Stored data
▼

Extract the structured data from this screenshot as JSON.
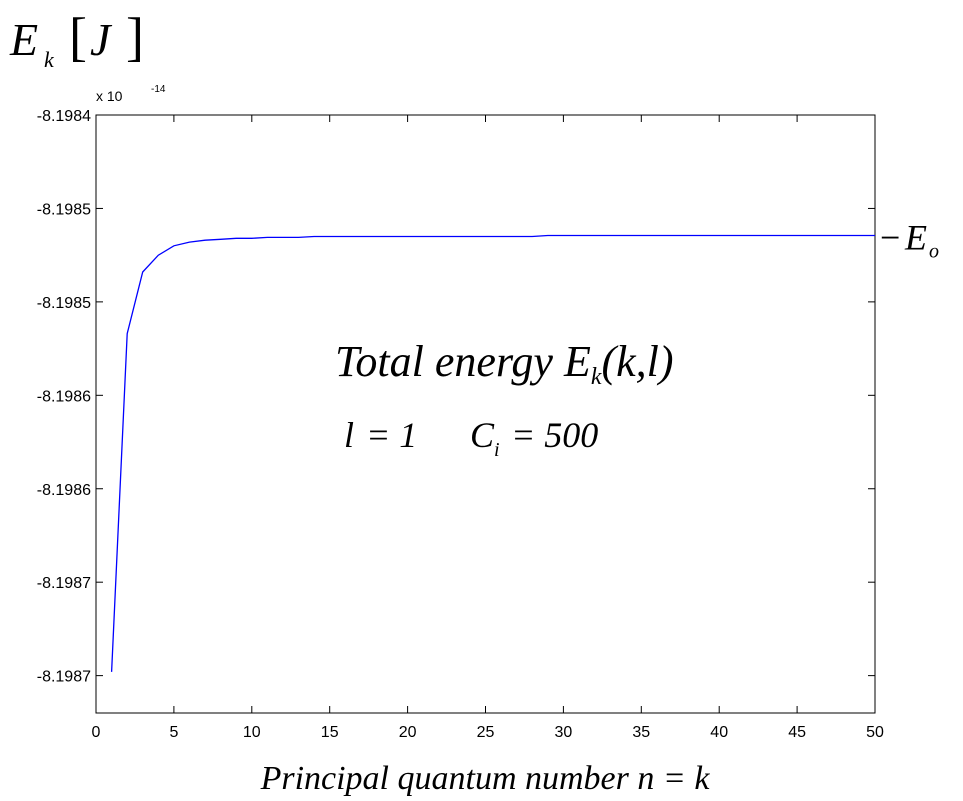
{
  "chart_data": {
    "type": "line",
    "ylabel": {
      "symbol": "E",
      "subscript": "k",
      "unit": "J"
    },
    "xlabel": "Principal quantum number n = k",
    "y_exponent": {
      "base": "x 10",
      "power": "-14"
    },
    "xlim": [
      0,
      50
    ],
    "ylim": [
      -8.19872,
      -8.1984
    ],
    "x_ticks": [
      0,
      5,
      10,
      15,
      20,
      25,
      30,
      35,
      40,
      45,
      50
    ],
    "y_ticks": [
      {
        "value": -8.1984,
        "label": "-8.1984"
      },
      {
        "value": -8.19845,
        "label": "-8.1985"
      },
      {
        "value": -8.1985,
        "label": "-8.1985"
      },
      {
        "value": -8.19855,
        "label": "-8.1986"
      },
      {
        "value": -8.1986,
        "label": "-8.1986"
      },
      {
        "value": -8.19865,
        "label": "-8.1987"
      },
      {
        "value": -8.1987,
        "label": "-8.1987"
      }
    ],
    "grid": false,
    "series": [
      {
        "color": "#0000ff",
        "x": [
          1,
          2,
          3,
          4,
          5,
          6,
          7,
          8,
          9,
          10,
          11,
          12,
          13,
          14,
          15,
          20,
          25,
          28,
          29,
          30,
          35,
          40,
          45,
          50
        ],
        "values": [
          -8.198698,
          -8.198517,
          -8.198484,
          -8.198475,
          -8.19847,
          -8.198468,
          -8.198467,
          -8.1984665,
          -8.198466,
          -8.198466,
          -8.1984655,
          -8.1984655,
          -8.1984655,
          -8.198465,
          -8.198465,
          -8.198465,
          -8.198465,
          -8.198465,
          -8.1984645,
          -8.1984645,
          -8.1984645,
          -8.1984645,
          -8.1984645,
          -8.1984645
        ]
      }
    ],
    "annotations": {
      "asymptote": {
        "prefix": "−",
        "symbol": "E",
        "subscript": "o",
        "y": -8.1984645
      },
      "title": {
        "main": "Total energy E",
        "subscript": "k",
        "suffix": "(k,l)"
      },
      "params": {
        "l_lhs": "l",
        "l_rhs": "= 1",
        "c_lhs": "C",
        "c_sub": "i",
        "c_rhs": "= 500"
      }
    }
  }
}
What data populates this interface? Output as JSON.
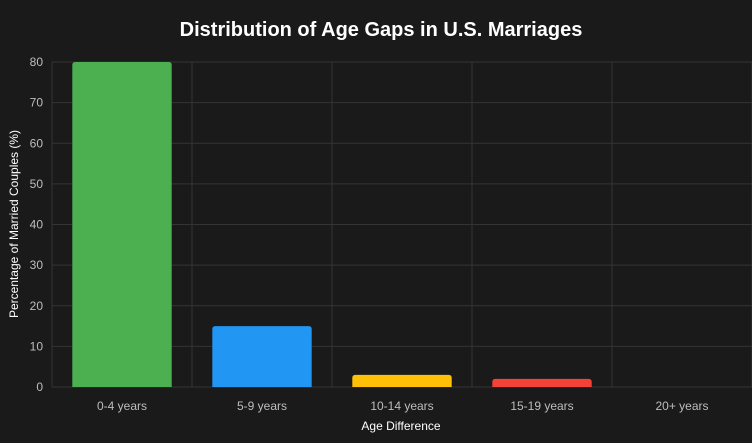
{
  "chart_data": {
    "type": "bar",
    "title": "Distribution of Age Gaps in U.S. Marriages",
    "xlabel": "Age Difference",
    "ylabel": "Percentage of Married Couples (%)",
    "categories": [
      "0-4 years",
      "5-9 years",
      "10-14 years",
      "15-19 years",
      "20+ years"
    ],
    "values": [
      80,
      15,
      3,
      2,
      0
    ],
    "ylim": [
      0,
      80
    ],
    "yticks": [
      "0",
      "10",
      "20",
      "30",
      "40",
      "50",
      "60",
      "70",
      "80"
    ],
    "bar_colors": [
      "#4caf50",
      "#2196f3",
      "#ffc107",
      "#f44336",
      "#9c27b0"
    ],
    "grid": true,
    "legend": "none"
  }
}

▲

• _Requirement_
Track down all lines above with the string "subscript" and copy them.

• _Result of this exercise_
      "subscript": "k",
        "subscript": "o",
        "subscript": "k",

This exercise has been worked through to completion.